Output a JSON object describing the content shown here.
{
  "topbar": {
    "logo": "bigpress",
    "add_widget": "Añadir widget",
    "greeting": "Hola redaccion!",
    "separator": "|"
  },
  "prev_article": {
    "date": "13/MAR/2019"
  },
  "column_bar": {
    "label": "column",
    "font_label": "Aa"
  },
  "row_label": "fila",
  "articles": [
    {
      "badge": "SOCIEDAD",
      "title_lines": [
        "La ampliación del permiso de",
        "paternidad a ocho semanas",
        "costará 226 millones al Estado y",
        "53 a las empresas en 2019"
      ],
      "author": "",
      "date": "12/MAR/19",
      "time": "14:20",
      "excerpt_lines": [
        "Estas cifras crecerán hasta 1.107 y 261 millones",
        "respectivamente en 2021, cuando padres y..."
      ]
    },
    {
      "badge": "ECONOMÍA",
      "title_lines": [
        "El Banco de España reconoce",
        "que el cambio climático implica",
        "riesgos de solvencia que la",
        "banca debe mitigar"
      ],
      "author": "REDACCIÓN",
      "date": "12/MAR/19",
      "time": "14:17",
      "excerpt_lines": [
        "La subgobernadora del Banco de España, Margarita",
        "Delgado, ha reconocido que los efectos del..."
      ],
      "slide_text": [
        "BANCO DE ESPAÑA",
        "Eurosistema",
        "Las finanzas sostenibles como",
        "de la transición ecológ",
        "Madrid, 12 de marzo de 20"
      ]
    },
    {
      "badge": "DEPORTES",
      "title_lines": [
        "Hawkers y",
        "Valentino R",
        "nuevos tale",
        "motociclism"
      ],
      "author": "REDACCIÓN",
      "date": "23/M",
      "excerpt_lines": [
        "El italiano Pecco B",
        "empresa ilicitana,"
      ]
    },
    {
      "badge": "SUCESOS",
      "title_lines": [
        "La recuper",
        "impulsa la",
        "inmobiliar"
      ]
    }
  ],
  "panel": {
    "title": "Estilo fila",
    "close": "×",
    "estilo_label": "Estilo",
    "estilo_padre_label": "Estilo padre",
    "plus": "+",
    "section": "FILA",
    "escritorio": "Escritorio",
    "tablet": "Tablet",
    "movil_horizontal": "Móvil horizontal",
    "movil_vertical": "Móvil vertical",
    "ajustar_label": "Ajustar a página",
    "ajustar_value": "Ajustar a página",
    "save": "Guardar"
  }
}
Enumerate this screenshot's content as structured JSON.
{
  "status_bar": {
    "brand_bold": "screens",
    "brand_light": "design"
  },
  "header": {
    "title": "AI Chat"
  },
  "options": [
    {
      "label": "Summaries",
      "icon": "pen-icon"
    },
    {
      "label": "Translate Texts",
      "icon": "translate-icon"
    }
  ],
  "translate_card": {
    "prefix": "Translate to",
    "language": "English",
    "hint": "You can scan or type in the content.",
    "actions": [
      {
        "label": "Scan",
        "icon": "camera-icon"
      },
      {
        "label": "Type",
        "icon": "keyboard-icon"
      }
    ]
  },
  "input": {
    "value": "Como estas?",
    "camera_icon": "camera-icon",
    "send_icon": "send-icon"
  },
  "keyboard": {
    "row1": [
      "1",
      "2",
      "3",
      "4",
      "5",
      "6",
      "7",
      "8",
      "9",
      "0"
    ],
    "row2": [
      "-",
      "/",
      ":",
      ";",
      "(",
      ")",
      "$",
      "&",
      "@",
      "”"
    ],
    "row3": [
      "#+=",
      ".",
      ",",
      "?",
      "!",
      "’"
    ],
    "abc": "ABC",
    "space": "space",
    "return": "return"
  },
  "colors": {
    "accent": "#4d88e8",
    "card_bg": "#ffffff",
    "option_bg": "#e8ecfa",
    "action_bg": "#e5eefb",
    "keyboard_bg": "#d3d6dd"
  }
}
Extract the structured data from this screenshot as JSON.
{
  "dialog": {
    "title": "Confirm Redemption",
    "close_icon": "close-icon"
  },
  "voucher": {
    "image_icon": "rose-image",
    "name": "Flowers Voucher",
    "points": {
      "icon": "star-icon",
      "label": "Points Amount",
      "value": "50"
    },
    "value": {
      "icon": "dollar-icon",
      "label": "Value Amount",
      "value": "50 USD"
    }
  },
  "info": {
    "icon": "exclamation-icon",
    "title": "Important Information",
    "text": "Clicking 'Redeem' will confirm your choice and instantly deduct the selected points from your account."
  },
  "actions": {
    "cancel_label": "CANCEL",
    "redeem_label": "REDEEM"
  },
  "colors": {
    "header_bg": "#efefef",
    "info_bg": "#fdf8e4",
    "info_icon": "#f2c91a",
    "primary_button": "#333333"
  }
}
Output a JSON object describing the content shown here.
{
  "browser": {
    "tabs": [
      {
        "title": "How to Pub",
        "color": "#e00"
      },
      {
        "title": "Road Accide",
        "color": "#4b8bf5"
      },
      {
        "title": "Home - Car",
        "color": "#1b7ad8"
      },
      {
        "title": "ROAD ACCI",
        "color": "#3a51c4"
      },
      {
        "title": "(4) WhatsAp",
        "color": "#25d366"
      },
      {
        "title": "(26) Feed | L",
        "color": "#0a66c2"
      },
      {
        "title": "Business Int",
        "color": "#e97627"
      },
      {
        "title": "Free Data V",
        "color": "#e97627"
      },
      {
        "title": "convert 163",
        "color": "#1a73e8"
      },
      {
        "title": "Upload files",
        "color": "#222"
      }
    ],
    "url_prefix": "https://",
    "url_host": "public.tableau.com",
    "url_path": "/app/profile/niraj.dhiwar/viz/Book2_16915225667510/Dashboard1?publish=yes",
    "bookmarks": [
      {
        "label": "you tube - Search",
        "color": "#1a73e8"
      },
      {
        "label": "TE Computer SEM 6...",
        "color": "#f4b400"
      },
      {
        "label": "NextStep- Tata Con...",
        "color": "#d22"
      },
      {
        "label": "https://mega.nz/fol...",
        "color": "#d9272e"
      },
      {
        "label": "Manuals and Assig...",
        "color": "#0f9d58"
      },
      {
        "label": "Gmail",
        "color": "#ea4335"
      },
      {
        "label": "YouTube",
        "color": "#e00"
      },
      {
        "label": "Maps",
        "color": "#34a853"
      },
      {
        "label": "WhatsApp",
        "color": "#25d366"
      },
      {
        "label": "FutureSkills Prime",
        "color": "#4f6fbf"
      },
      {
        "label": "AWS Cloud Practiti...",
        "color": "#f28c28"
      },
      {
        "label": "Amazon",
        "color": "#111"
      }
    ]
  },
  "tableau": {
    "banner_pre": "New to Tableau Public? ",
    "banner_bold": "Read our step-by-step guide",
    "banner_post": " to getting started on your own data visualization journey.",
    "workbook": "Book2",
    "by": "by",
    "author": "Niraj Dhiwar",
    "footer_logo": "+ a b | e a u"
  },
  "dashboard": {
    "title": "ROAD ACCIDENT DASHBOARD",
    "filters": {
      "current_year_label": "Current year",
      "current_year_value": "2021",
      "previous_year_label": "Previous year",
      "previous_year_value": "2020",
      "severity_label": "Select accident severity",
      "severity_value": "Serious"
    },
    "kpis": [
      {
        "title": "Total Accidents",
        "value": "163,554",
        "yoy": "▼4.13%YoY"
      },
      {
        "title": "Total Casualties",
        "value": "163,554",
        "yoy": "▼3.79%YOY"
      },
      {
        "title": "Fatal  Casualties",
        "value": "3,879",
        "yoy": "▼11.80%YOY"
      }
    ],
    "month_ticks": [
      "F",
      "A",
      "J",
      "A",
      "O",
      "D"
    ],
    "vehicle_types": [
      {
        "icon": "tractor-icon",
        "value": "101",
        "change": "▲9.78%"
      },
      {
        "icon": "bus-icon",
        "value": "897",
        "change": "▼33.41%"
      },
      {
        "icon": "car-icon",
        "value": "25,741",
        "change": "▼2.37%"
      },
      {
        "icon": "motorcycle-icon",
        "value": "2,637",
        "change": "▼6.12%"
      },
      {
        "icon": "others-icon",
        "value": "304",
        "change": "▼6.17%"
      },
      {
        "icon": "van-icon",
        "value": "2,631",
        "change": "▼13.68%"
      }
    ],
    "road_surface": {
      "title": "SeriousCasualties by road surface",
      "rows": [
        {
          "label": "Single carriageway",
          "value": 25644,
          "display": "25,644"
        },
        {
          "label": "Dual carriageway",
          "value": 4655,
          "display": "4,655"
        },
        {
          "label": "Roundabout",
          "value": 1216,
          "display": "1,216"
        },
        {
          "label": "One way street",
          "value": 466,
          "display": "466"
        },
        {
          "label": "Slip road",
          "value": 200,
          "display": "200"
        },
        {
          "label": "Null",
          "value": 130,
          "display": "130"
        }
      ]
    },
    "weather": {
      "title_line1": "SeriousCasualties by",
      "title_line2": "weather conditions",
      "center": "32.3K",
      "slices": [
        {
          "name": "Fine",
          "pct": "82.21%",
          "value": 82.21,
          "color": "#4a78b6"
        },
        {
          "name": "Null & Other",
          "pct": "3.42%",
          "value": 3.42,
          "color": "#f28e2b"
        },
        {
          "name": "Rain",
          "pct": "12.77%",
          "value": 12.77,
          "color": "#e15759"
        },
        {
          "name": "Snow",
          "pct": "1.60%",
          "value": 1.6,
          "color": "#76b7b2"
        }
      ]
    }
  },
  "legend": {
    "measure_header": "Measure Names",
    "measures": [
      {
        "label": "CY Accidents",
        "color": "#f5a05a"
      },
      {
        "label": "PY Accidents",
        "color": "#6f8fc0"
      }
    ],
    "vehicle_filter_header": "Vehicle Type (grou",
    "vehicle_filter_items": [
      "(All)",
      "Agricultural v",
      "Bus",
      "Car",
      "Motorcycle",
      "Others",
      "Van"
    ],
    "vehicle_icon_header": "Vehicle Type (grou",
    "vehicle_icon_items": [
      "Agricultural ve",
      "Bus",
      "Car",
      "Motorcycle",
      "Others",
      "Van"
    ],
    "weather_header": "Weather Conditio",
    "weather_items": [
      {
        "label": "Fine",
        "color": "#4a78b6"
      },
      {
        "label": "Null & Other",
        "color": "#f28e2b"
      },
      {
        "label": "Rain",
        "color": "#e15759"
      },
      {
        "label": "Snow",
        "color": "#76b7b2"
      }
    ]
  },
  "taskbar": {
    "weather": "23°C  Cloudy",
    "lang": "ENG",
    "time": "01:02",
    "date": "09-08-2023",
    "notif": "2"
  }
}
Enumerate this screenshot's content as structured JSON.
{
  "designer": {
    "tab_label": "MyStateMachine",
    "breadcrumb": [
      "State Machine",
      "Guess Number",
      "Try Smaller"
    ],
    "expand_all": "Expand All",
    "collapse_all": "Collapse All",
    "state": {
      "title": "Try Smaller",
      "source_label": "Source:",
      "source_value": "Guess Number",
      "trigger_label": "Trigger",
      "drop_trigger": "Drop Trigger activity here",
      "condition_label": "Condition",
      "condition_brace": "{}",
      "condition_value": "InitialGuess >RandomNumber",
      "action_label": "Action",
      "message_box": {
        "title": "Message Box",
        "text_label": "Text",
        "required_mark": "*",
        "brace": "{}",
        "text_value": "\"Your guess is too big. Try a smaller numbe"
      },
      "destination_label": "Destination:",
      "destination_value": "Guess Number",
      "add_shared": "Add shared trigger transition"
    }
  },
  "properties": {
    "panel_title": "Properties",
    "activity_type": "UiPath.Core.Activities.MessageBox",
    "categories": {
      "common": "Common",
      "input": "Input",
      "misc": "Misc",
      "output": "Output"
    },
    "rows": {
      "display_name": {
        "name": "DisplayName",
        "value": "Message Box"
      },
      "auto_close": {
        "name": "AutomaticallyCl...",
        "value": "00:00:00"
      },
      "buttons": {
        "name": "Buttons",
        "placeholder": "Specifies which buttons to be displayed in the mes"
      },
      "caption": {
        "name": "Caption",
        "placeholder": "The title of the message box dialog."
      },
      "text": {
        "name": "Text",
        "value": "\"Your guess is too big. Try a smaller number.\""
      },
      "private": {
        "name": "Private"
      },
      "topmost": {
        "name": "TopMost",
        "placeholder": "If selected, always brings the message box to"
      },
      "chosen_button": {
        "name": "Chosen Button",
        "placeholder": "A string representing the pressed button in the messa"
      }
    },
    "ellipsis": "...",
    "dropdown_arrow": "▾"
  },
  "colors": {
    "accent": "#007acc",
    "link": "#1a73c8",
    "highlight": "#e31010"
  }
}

What this task involves
Check each line of the entries for the string "Estilo". Copy the lines that have it.

Solution to this exercise
    "title": "Estilo fila",
    "estilo_label": "Estilo",
    "estilo_padre_label": "Estilo padre",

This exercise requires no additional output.